▶ _What you will do_:
Give the total number of lines with the word "content" in them, and no other words.

Stored items

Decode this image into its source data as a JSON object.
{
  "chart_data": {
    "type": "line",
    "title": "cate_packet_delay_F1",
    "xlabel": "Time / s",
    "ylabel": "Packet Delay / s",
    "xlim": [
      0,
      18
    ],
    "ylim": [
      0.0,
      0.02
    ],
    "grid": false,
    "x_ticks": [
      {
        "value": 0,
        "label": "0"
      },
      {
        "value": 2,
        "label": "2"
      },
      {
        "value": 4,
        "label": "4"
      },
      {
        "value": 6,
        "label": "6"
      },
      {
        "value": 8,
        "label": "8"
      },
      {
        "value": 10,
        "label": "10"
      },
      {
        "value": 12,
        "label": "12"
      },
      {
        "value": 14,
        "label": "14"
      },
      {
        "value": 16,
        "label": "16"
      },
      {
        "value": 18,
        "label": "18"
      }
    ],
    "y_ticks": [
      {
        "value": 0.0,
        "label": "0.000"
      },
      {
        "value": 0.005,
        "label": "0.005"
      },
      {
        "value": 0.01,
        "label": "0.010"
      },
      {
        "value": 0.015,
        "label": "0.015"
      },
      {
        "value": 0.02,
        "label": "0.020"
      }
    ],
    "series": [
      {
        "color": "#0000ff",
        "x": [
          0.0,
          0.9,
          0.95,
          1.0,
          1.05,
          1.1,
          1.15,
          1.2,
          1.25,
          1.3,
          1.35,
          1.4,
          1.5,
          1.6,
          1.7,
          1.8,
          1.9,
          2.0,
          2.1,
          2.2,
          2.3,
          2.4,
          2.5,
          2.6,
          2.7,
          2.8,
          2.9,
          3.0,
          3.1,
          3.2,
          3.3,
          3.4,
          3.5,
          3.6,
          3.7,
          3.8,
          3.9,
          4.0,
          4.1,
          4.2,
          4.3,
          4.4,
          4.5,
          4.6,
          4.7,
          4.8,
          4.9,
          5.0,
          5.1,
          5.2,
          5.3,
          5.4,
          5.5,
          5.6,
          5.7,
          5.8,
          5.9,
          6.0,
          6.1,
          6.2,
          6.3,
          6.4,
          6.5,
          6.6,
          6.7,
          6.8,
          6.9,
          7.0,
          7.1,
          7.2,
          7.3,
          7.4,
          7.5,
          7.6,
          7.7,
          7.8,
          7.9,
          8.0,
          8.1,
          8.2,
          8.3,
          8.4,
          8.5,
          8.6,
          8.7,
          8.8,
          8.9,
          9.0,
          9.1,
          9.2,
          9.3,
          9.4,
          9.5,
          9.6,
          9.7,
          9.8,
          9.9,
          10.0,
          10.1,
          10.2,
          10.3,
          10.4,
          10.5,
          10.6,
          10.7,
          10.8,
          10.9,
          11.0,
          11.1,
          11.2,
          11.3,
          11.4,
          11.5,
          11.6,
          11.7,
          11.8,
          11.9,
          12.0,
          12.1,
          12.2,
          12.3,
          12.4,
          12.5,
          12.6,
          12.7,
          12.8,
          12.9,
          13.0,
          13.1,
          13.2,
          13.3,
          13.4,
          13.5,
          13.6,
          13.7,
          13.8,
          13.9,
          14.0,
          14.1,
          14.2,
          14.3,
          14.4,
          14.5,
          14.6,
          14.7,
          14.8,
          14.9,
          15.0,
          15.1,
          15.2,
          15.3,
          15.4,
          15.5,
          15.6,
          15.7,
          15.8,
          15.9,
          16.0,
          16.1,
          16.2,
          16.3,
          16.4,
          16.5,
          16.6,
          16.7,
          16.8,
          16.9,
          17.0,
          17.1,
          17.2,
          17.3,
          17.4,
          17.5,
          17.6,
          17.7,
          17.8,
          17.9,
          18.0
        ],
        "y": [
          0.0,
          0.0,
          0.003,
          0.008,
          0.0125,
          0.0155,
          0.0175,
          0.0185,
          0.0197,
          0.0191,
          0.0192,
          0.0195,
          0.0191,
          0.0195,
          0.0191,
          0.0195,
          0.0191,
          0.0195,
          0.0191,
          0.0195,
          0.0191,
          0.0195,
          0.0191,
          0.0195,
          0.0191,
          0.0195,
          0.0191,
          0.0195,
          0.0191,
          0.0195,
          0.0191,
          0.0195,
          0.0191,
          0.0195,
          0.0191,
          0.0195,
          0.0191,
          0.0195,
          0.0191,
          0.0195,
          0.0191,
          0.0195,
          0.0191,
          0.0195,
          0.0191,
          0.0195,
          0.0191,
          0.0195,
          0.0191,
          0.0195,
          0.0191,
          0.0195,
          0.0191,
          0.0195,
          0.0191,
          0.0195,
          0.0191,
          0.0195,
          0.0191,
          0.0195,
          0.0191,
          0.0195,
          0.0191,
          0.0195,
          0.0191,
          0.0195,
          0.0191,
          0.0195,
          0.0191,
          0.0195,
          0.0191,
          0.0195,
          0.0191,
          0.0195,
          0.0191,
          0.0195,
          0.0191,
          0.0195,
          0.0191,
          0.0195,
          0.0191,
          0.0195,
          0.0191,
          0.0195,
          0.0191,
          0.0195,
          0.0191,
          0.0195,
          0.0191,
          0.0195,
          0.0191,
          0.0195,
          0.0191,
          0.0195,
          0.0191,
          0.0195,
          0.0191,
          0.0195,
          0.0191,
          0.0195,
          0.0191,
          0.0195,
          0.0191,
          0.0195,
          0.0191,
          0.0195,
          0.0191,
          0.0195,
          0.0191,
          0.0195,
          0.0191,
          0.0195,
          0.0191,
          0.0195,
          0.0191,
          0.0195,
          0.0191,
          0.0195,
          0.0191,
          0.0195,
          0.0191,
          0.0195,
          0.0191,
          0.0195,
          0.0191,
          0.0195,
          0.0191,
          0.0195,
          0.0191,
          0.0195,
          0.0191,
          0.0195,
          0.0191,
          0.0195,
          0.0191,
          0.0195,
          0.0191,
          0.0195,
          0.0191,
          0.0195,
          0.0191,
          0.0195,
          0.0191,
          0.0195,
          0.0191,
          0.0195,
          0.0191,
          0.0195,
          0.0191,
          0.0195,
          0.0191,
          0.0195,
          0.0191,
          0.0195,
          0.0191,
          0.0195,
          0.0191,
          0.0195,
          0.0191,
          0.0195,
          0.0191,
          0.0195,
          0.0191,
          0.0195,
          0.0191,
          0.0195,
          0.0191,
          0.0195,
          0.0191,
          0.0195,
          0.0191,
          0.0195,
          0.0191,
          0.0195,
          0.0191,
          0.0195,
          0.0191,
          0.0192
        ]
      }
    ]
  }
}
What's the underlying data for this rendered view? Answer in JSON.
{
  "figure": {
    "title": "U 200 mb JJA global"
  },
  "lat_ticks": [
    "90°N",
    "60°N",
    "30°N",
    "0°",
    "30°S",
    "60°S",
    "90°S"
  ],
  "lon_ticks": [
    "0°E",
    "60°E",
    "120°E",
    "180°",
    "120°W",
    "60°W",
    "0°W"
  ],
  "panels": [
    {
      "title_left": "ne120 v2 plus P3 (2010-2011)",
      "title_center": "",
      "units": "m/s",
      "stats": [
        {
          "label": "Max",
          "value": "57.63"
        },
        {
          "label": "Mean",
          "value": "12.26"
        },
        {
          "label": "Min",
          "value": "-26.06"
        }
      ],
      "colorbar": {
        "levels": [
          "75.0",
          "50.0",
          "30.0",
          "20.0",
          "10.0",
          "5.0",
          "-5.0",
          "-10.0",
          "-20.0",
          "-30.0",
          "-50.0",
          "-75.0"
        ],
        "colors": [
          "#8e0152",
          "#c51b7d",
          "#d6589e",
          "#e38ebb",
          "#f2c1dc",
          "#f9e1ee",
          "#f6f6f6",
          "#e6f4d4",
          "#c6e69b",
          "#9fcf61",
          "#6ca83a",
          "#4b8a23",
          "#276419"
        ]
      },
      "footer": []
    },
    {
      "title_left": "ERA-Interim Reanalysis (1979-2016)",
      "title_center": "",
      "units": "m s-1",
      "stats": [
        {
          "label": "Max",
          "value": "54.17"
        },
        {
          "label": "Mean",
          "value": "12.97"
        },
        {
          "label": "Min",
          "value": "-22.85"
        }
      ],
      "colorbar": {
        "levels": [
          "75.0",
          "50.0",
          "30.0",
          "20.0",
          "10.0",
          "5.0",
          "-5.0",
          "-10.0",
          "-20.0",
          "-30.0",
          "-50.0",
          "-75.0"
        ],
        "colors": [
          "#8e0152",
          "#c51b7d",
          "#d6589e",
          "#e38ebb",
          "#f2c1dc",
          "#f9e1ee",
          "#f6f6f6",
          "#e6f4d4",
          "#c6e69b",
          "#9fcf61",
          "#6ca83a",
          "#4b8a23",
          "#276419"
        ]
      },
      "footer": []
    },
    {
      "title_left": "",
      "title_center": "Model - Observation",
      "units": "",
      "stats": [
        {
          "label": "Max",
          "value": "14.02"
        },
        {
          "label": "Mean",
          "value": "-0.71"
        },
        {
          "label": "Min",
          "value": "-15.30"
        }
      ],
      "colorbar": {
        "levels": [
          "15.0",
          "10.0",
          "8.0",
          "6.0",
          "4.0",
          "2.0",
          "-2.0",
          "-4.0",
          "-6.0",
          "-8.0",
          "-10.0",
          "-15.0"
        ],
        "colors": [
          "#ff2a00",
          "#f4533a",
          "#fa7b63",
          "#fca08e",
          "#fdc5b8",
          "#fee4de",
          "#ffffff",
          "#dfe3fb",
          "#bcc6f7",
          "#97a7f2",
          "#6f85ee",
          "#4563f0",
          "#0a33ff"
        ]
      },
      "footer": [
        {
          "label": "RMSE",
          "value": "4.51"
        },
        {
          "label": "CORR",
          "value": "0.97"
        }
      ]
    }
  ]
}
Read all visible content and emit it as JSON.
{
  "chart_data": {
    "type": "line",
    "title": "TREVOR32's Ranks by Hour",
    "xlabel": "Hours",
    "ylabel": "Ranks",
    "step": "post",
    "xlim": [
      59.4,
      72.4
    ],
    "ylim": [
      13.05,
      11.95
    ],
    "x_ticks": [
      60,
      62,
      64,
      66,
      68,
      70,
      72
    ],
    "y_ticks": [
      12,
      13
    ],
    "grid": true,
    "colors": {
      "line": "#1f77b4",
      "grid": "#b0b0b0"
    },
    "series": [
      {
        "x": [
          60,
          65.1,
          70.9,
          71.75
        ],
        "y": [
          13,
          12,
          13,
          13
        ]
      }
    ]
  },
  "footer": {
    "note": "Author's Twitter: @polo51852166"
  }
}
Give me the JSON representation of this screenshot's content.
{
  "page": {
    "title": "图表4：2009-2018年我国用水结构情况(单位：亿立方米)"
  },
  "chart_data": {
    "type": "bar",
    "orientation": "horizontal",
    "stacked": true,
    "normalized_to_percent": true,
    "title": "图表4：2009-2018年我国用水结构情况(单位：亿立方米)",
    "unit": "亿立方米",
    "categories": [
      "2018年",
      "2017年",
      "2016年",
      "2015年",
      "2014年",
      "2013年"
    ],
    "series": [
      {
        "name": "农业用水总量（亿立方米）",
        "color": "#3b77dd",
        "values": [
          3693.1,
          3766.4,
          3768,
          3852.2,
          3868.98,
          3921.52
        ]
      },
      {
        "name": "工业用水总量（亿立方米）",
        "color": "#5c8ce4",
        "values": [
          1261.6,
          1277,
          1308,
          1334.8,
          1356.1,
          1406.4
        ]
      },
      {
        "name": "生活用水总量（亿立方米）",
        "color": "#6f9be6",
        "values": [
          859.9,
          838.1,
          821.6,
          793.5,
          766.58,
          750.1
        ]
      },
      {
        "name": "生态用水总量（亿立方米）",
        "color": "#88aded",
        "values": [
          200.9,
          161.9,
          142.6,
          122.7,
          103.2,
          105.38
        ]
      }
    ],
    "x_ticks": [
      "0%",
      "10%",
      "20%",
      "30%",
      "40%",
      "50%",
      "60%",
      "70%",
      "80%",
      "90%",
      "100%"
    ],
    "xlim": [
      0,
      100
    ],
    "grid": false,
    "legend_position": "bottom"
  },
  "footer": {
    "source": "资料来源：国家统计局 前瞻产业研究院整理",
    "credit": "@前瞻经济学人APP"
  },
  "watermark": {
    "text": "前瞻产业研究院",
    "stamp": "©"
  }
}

▶ _Solution for this exercise_:
2